Stored items from a collection:
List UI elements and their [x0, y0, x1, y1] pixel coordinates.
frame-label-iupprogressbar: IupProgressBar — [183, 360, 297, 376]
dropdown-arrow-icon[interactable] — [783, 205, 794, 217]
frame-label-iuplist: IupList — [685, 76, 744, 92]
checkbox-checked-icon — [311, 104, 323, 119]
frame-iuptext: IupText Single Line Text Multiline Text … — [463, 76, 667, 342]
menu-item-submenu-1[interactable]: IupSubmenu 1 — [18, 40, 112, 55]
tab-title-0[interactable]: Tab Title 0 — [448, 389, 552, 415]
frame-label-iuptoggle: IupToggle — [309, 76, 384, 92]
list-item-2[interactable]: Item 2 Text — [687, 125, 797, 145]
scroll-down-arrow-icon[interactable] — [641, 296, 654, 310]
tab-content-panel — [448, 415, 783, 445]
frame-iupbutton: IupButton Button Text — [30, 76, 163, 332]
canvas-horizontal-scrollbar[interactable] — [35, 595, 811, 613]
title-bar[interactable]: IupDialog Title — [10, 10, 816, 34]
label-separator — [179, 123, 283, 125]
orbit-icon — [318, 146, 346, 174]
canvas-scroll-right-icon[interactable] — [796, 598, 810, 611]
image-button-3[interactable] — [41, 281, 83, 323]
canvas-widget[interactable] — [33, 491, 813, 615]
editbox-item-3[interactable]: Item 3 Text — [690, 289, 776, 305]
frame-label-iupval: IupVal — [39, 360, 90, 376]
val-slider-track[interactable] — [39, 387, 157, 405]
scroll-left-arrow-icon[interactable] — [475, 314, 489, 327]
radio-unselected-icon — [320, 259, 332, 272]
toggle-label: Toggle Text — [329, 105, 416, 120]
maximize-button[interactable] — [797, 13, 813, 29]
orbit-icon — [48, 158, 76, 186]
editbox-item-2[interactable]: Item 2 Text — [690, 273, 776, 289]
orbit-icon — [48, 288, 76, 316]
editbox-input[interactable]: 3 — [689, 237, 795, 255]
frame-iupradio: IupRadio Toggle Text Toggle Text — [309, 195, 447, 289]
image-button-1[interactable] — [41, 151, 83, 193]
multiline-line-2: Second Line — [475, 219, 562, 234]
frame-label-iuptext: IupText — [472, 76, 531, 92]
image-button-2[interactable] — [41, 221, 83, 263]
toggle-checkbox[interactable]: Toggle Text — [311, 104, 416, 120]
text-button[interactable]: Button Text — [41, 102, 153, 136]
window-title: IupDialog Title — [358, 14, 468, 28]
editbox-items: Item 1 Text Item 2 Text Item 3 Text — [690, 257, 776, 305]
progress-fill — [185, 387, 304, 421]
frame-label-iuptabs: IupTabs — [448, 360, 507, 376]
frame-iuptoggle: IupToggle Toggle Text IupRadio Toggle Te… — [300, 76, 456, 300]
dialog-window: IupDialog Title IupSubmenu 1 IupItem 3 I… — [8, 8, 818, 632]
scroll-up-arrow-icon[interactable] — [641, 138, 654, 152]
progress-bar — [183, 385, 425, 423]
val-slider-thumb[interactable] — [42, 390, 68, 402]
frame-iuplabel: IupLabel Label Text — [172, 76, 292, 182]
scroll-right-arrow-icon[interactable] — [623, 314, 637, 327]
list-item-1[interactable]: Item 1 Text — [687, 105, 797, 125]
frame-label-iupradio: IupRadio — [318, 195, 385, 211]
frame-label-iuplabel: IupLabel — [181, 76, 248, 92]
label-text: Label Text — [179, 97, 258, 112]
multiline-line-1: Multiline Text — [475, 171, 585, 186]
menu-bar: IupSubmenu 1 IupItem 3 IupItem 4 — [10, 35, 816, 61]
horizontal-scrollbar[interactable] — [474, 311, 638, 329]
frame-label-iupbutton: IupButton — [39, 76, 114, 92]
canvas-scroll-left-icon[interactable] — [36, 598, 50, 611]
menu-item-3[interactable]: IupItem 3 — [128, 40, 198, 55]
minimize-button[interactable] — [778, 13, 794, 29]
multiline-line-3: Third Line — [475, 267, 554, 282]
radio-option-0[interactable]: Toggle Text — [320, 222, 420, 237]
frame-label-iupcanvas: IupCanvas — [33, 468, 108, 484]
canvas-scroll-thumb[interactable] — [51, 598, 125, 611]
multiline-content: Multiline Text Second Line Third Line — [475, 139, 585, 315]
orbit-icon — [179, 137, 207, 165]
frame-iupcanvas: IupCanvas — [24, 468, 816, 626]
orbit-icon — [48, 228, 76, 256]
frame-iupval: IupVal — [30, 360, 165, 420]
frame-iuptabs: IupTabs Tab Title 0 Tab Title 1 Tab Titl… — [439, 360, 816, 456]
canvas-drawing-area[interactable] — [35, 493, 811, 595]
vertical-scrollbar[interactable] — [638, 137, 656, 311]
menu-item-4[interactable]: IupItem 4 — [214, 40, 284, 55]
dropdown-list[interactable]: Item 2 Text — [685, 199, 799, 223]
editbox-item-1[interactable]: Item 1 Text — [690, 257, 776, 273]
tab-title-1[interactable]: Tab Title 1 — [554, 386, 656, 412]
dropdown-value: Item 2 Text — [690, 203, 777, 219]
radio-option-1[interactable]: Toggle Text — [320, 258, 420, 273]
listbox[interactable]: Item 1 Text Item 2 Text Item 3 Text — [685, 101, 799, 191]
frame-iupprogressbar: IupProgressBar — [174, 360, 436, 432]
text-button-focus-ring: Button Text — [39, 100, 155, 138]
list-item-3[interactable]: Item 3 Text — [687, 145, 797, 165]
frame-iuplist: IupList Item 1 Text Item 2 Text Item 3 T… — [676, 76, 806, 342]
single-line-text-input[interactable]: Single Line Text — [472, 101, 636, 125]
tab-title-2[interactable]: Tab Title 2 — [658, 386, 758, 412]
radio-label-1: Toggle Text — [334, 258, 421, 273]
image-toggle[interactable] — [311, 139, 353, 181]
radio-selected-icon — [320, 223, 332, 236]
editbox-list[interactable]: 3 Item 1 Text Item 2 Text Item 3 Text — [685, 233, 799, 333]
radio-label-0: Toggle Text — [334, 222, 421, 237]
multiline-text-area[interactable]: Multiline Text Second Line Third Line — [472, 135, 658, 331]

WHAT TO DO
Copy out all of the lines above word for word, in the same order.

IN RESPONSE
List UI elements and their [x0, y0, x1, y1] pixel coordinates.
frame-label-iupprogressbar: IupProgressBar — [183, 360, 297, 376]
dropdown-arrow-icon[interactable] — [783, 205, 794, 217]
frame-label-iuplist: IupList — [685, 76, 744, 92]
checkbox-checked-icon — [311, 104, 323, 119]
frame-iuptext: IupText Single Line Text Multiline Text … — [463, 76, 667, 342]
menu-item-submenu-1[interactable]: IupSubmenu 1 — [18, 40, 112, 55]
tab-title-0[interactable]: Tab Title 0 — [448, 389, 552, 415]
frame-label-iuptoggle: IupToggle — [309, 76, 384, 92]
list-item-2[interactable]: Item 2 Text — [687, 125, 797, 145]
scroll-down-arrow-icon[interactable] — [641, 296, 654, 310]
tab-content-panel — [448, 415, 783, 445]
frame-iupbutton: IupButton Button Text — [30, 76, 163, 332]
canvas-horizontal-scrollbar[interactable] — [35, 595, 811, 613]
title-bar[interactable]: IupDialog Title — [10, 10, 816, 34]
label-separator — [179, 123, 283, 125]
orbit-icon — [318, 146, 346, 174]
canvas-scroll-right-icon[interactable] — [796, 598, 810, 611]
image-button-3[interactable] — [41, 281, 83, 323]
canvas-widget[interactable] — [33, 491, 813, 615]
editbox-item-3[interactable]: Item 3 Text — [690, 289, 776, 305]
frame-label-iupval: IupVal — [39, 360, 90, 376]
val-slider-track[interactable] — [39, 387, 157, 405]
scroll-left-arrow-icon[interactable] — [475, 314, 489, 327]
radio-unselected-icon — [320, 259, 332, 272]
toggle-label: Toggle Text — [329, 105, 416, 120]
maximize-button[interactable] — [797, 13, 813, 29]
orbit-icon — [48, 158, 76, 186]
editbox-item-2[interactable]: Item 2 Text — [690, 273, 776, 289]
orbit-icon — [48, 288, 76, 316]
editbox-input[interactable]: 3 — [689, 237, 795, 255]
frame-iupradio: IupRadio Toggle Text Toggle Text — [309, 195, 447, 289]
image-button-1[interactable] — [41, 151, 83, 193]
multiline-line-2: Second Line — [475, 219, 562, 234]
frame-label-iuptext: IupText — [472, 76, 531, 92]
image-button-2[interactable] — [41, 221, 83, 263]
toggle-checkbox[interactable]: Toggle Text — [311, 104, 416, 120]
text-button[interactable]: Button Text — [41, 102, 153, 136]
window-title: IupDialog Title — [358, 14, 468, 28]
editbox-items: Item 1 Text Item 2 Text Item 3 Text — [690, 257, 776, 305]
progress-fill — [185, 387, 304, 421]
frame-label-iuptabs: IupTabs — [448, 360, 507, 376]
frame-iuptoggle: IupToggle Toggle Text IupRadio Toggle Te… — [300, 76, 456, 300]
dialog-window: IupDialog Title IupSubmenu 1 IupItem 3 I… — [8, 8, 818, 632]
scroll-up-arrow-icon[interactable] — [641, 138, 654, 152]
progress-bar — [183, 385, 425, 423]
val-slider-thumb[interactable] — [42, 390, 68, 402]
frame-iuplabel: IupLabel Label Text — [172, 76, 292, 182]
scroll-right-arrow-icon[interactable] — [623, 314, 637, 327]
list-item-1[interactable]: Item 1 Text — [687, 105, 797, 125]
frame-label-iupradio: IupRadio — [318, 195, 385, 211]
frame-label-iuplabel: IupLabel — [181, 76, 248, 92]
label-text: Label Text — [179, 97, 258, 112]
multiline-line-1: Multiline Text — [475, 171, 585, 186]
menu-bar: IupSubmenu 1 IupItem 3 IupItem 4 — [10, 35, 816, 61]
horizontal-scrollbar[interactable] — [474, 311, 638, 329]
frame-label-iupbutton: IupButton — [39, 76, 114, 92]
canvas-scroll-left-icon[interactable] — [36, 598, 50, 611]
menu-item-3[interactable]: IupItem 3 — [128, 40, 198, 55]
minimize-button[interactable] — [778, 13, 794, 29]
multiline-line-3: Third Line — [475, 267, 554, 282]
radio-option-0[interactable]: Toggle Text — [320, 222, 420, 237]
frame-label-iupcanvas: IupCanvas — [33, 468, 108, 484]
canvas-scroll-thumb[interactable] — [51, 598, 125, 611]
multiline-content: Multiline Text Second Line Third Line — [475, 139, 585, 315]
orbit-icon — [179, 137, 207, 165]
frame-iupcanvas: IupCanvas — [24, 468, 816, 626]
orbit-icon — [48, 228, 76, 256]
frame-iupval: IupVal — [30, 360, 165, 420]
frame-iuptabs: IupTabs Tab Title 0 Tab Title 1 Tab Titl… — [439, 360, 816, 456]
canvas-drawing-area[interactable] — [35, 493, 811, 595]
vertical-scrollbar[interactable] — [638, 137, 656, 311]
menu-item-4[interactable]: IupItem 4 — [214, 40, 284, 55]
dropdown-list[interactable]: Item 2 Text — [685, 199, 799, 223]
editbox-item-1[interactable]: Item 1 Text — [690, 257, 776, 273]
tab-title-1[interactable]: Tab Title 1 — [554, 386, 656, 412]
dropdown-value: Item 2 Text — [690, 203, 777, 219]
radio-option-1[interactable]: Toggle Text — [320, 258, 420, 273]
listbox[interactable]: Item 1 Text Item 2 Text Item 3 Text — [685, 101, 799, 191]
frame-iupprogressbar: IupProgressBar — [174, 360, 436, 432]
text-button-focus-ring: Button Text — [39, 100, 155, 138]
list-item-3[interactable]: Item 3 Text — [687, 145, 797, 165]
frame-iuplist: IupList Item 1 Text Item 2 Text Item 3 T… — [676, 76, 806, 342]
single-line-text-input[interactable]: Single Line Text — [472, 101, 636, 125]
tab-title-2[interactable]: Tab Title 2 — [658, 386, 758, 412]
radio-label-1: Toggle Text — [334, 258, 421, 273]
image-toggle[interactable] — [311, 139, 353, 181]
radio-selected-icon — [320, 223, 332, 236]
editbox-list[interactable]: 3 Item 1 Text Item 2 Text Item 3 Text — [685, 233, 799, 333]
radio-label-0: Toggle Text — [334, 222, 421, 237]
multiline-text-area[interactable]: Multiline Text Second Line Third Line — [472, 135, 658, 331]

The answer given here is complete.